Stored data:
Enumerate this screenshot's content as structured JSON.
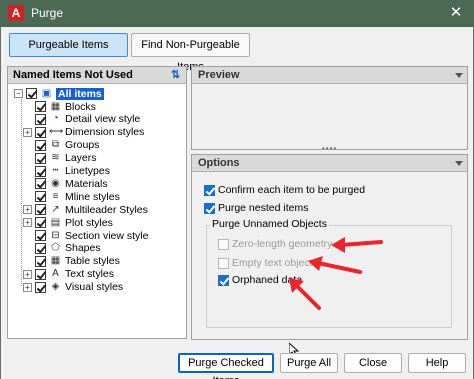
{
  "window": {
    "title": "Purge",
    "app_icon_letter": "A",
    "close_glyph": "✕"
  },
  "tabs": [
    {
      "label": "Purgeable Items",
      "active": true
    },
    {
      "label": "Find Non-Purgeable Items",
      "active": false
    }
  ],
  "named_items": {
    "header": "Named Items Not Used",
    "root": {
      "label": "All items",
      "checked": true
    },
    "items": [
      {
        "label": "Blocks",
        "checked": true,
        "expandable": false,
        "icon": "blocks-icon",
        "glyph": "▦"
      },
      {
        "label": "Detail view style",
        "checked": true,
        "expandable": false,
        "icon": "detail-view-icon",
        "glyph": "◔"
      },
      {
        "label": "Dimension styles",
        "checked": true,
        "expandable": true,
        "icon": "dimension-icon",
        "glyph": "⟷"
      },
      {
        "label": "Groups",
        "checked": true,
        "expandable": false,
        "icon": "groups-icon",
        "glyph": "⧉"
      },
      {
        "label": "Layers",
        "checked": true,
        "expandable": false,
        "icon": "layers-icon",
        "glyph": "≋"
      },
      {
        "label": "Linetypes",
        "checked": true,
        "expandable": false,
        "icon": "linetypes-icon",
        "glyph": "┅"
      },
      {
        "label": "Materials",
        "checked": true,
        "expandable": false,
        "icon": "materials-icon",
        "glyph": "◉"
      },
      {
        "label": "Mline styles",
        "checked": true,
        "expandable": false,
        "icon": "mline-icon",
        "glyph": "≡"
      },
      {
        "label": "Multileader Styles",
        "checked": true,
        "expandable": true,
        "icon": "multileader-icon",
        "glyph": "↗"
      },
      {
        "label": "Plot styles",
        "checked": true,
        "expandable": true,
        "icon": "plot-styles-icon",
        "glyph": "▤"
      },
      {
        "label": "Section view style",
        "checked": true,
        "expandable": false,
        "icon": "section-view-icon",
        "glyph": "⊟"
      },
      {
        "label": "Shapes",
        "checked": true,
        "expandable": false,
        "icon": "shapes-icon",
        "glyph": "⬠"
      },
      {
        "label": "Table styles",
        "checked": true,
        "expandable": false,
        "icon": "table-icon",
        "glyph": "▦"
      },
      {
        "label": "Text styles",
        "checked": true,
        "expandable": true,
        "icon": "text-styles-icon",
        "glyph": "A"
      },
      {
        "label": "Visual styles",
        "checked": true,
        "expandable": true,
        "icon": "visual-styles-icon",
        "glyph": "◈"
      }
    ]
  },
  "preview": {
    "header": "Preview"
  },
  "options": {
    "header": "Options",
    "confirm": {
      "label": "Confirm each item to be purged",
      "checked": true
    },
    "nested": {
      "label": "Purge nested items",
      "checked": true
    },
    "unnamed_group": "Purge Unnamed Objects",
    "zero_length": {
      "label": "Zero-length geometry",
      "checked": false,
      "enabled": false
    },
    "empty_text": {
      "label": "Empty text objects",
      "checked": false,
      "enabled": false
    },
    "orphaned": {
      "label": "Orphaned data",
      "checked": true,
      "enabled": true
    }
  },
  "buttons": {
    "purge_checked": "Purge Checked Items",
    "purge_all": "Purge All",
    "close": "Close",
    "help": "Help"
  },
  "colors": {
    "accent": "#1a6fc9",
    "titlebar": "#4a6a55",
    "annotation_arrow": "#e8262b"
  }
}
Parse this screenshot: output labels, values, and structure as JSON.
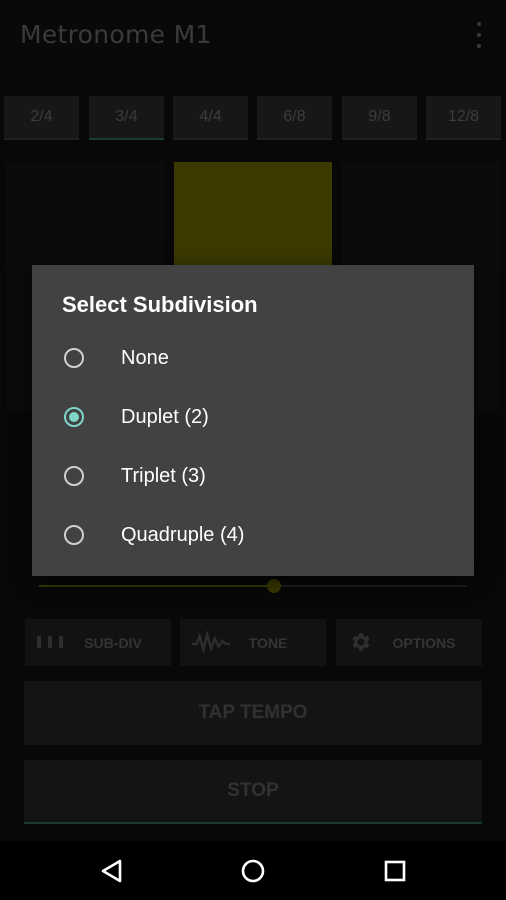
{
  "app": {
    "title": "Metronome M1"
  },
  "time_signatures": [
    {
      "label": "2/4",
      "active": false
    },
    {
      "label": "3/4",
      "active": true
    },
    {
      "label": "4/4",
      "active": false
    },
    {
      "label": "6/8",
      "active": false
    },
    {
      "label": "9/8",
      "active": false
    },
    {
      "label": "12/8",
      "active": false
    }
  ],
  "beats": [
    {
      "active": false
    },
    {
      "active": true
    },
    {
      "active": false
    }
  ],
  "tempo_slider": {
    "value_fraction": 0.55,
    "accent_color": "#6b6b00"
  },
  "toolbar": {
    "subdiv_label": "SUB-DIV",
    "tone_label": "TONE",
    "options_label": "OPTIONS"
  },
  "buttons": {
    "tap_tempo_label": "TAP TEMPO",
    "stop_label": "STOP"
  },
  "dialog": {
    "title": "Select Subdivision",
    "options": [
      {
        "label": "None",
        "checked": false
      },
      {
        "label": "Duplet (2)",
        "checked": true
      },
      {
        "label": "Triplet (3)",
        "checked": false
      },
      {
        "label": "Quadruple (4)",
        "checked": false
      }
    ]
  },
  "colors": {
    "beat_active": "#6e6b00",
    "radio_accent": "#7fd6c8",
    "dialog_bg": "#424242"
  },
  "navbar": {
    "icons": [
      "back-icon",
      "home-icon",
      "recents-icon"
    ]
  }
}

→ **Do this**:
Print out every entry above without changing a word, and leave out the pictures.

→ **Exercise solution**:
Enumerate this screenshot's content as structured JSON.
{
  "window": {
    "title": "Purge",
    "app_icon_letter": "A",
    "close_glyph": "✕"
  },
  "tabs": [
    {
      "label": "Purgeable Items",
      "active": true
    },
    {
      "label": "Find Non-Purgeable Items",
      "active": false
    }
  ],
  "named_items": {
    "header": "Named Items Not Used",
    "root": {
      "label": "All items",
      "checked": true
    },
    "items": [
      {
        "label": "Blocks",
        "checked": true,
        "expandable": false,
        "icon": "blocks-icon",
        "glyph": "▦"
      },
      {
        "label": "Detail view style",
        "checked": true,
        "expandable": false,
        "icon": "detail-view-icon",
        "glyph": "◔"
      },
      {
        "label": "Dimension styles",
        "checked": true,
        "expandable": true,
        "icon": "dimension-icon",
        "glyph": "⟷"
      },
      {
        "label": "Groups",
        "checked": true,
        "expandable": false,
        "icon": "groups-icon",
        "glyph": "⧉"
      },
      {
        "label": "Layers",
        "checked": true,
        "expandable": false,
        "icon": "layers-icon",
        "glyph": "≋"
      },
      {
        "label": "Linetypes",
        "checked": true,
        "expandable": false,
        "icon": "linetypes-icon",
        "glyph": "┅"
      },
      {
        "label": "Materials",
        "checked": true,
        "expandable": false,
        "icon": "materials-icon",
        "glyph": "◉"
      },
      {
        "label": "Mline styles",
        "checked": true,
        "expandable": false,
        "icon": "mline-icon",
        "glyph": "≡"
      },
      {
        "label": "Multileader Styles",
        "checked": true,
        "expandable": true,
        "icon": "multileader-icon",
        "glyph": "↗"
      },
      {
        "label": "Plot styles",
        "checked": true,
        "expandable": true,
        "icon": "plot-styles-icon",
        "glyph": "▤"
      },
      {
        "label": "Section view style",
        "checked": true,
        "expandable": false,
        "icon": "section-view-icon",
        "glyph": "⊟"
      },
      {
        "label": "Shapes",
        "checked": true,
        "expandable": false,
        "icon": "shapes-icon",
        "glyph": "⬠"
      },
      {
        "label": "Table styles",
        "checked": true,
        "expandable": false,
        "icon": "table-icon",
        "glyph": "▦"
      },
      {
        "label": "Text styles",
        "checked": true,
        "expandable": true,
        "icon": "text-styles-icon",
        "glyph": "A"
      },
      {
        "label": "Visual styles",
        "checked": true,
        "expandable": true,
        "icon": "visual-styles-icon",
        "glyph": "◈"
      }
    ]
  },
  "preview": {
    "header": "Preview"
  },
  "options": {
    "header": "Options",
    "confirm": {
      "label": "Confirm each item to be purged",
      "checked": true
    },
    "nested": {
      "label": "Purge nested items",
      "checked": true
    },
    "unnamed_group": "Purge Unnamed Objects",
    "zero_length": {
      "label": "Zero-length geometry",
      "checked": false,
      "enabled": false
    },
    "empty_text": {
      "label": "Empty text objects",
      "checked": false,
      "enabled": false
    },
    "orphaned": {
      "label": "Orphaned data",
      "checked": true,
      "enabled": true
    }
  },
  "buttons": {
    "purge_checked": "Purge Checked Items",
    "purge_all": "Purge All",
    "close": "Close",
    "help": "Help"
  },
  "colors": {
    "accent": "#1a6fc9",
    "titlebar": "#4a6a55",
    "annotation_arrow": "#e8262b"
  }
}
Parse this screenshot: output labels, values, and structure as JSON.
{
  "app": {
    "title": "Metronome M1"
  },
  "time_signatures": [
    {
      "label": "2/4",
      "active": false
    },
    {
      "label": "3/4",
      "active": true
    },
    {
      "label": "4/4",
      "active": false
    },
    {
      "label": "6/8",
      "active": false
    },
    {
      "label": "9/8",
      "active": false
    },
    {
      "label": "12/8",
      "active": false
    }
  ],
  "beats": [
    {
      "active": false
    },
    {
      "active": true
    },
    {
      "active": false
    }
  ],
  "tempo_slider": {
    "value_fraction": 0.55,
    "accent_color": "#6b6b00"
  },
  "toolbar": {
    "subdiv_label": "SUB-DIV",
    "tone_label": "TONE",
    "options_label": "OPTIONS"
  },
  "buttons": {
    "tap_tempo_label": "TAP TEMPO",
    "stop_label": "STOP"
  },
  "dialog": {
    "title": "Select Subdivision",
    "options": [
      {
        "label": "None",
        "checked": false
      },
      {
        "label": "Duplet (2)",
        "checked": true
      },
      {
        "label": "Triplet (3)",
        "checked": false
      },
      {
        "label": "Quadruple (4)",
        "checked": false
      }
    ]
  },
  "colors": {
    "beat_active": "#6e6b00",
    "radio_accent": "#7fd6c8",
    "dialog_bg": "#424242"
  },
  "navbar": {
    "icons": [
      "back-icon",
      "home-icon",
      "recents-icon"
    ]
  }
}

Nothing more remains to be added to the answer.